Reproduce the material exactly, omitting nothing.

* Dataset excerpts:
==*==

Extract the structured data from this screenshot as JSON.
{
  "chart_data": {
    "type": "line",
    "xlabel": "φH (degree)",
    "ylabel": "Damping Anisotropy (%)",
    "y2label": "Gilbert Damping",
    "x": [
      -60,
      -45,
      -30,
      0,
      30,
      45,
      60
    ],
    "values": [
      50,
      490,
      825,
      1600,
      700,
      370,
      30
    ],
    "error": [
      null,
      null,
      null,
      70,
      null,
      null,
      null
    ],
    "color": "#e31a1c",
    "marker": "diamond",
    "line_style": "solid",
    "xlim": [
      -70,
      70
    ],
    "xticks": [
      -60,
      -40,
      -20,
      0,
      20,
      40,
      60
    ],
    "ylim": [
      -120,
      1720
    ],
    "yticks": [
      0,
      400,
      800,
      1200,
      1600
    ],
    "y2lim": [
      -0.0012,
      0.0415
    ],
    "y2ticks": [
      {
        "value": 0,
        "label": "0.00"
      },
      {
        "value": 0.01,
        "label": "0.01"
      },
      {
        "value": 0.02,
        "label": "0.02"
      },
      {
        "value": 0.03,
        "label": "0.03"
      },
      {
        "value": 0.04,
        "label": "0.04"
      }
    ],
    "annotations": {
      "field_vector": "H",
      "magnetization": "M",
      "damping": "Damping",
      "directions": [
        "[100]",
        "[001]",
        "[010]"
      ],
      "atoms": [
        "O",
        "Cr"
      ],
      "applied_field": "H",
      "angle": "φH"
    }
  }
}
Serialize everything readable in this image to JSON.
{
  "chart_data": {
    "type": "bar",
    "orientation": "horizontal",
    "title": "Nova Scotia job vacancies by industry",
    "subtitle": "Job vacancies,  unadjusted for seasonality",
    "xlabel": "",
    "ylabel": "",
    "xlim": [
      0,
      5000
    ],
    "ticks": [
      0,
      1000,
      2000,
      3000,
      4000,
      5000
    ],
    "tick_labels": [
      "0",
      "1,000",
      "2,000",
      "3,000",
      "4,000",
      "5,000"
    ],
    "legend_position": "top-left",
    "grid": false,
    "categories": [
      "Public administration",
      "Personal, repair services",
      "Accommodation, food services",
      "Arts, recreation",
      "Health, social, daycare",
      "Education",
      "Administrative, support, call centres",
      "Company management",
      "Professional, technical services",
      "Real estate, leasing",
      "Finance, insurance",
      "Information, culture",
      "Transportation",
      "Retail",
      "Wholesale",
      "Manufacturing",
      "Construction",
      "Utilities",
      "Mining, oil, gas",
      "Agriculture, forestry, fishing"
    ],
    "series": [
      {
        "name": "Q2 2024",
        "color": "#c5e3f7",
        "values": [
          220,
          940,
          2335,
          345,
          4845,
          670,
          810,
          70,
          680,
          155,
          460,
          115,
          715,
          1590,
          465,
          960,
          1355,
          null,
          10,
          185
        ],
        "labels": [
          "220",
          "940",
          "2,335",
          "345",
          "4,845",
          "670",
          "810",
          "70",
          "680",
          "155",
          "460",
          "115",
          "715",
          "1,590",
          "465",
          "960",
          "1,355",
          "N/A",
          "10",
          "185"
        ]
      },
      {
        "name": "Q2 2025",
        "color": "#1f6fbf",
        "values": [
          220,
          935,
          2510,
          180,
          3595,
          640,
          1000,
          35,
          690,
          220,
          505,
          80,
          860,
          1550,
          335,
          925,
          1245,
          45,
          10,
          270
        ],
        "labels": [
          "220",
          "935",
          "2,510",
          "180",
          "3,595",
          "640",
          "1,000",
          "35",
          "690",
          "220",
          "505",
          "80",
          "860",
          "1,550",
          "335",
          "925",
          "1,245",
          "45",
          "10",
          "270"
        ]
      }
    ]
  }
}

==*==

* Correct output:
Extract the structured data from this screenshot as JSON.
{
  "chart_data": {
    "type": "line",
    "xlabel": "φH (degree)",
    "ylabel": "Damping Anisotropy (%)",
    "y2label": "Gilbert Damping",
    "x": [
      -60,
      -45,
      -30,
      0,
      30,
      45,
      60
    ],
    "values": [
      50,
      490,
      825,
      1600,
      700,
      370,
      30
    ],
    "error": [
      null,
      null,
      null,
      70,
      null,
      null,
      null
    ],
    "color": "#e31a1c",
    "marker": "diamond",
    "line_style": "solid",
    "xlim": [
      -70,
      70
    ],
    "xticks": [
      -60,
      -40,
      -20,
      0,
      20,
      40,
      60
    ],
    "ylim": [
      -120,
      1720
    ],
    "yticks": [
      0,
      400,
      800,
      1200,
      1600
    ],
    "y2lim": [
      -0.0012,
      0.0415
    ],
    "y2ticks": [
      {
        "value": 0,
        "label": "0.00"
      },
      {
        "value": 0.01,
        "label": "0.01"
      },
      {
        "value": 0.02,
        "label": "0.02"
      },
      {
        "value": 0.03,
        "label": "0.03"
      },
      {
        "value": 0.04,
        "label": "0.04"
      }
    ],
    "annotations": {
      "field_vector": "H",
      "magnetization": "M",
      "damping": "Damping",
      "directions": [
        "[100]",
        "[001]",
        "[010]"
      ],
      "atoms": [
        "O",
        "Cr"
      ],
      "applied_field": "H",
      "angle": "φH"
    }
  }
}
Serialize everything readable in this image to JSON.
{
  "chart_data": {
    "type": "bar",
    "orientation": "horizontal",
    "title": "Nova Scotia job vacancies by industry",
    "subtitle": "Job vacancies,  unadjusted for seasonality",
    "xlabel": "",
    "ylabel": "",
    "xlim": [
      0,
      5000
    ],
    "ticks": [
      0,
      1000,
      2000,
      3000,
      4000,
      5000
    ],
    "tick_labels": [
      "0",
      "1,000",
      "2,000",
      "3,000",
      "4,000",
      "5,000"
    ],
    "legend_position": "top-left",
    "grid": false,
    "categories": [
      "Public administration",
      "Personal, repair services",
      "Accommodation, food services",
      "Arts, recreation",
      "Health, social, daycare",
      "Education",
      "Administrative, support, call centres",
      "Company management",
      "Professional, technical services",
      "Real estate, leasing",
      "Finance, insurance",
      "Information, culture",
      "Transportation",
      "Retail",
      "Wholesale",
      "Manufacturing",
      "Construction",
      "Utilities",
      "Mining, oil, gas",
      "Agriculture, forestry, fishing"
    ],
    "series": [
      {
        "name": "Q2 2024",
        "color": "#c5e3f7",
        "values": [
          220,
          940,
          2335,
          345,
          4845,
          670,
          810,
          70,
          680,
          155,
          460,
          115,
          715,
          1590,
          465,
          960,
          1355,
          null,
          10,
          185
        ],
        "labels": [
          "220",
          "940",
          "2,335",
          "345",
          "4,845",
          "670",
          "810",
          "70",
          "680",
          "155",
          "460",
          "115",
          "715",
          "1,590",
          "465",
          "960",
          "1,355",
          "N/A",
          "10",
          "185"
        ]
      },
      {
        "name": "Q2 2025",
        "color": "#1f6fbf",
        "values": [
          220,
          935,
          2510,
          180,
          3595,
          640,
          1000,
          35,
          690,
          220,
          505,
          80,
          860,
          1550,
          335,
          925,
          1245,
          45,
          10,
          270
        ],
        "labels": [
          "220",
          "935",
          "2,510",
          "180",
          "3,595",
          "640",
          "1,000",
          "35",
          "690",
          "220",
          "505",
          "80",
          "860",
          "1,550",
          "335",
          "925",
          "1,245",
          "45",
          "10",
          "270"
        ]
      }
    ]
  }
}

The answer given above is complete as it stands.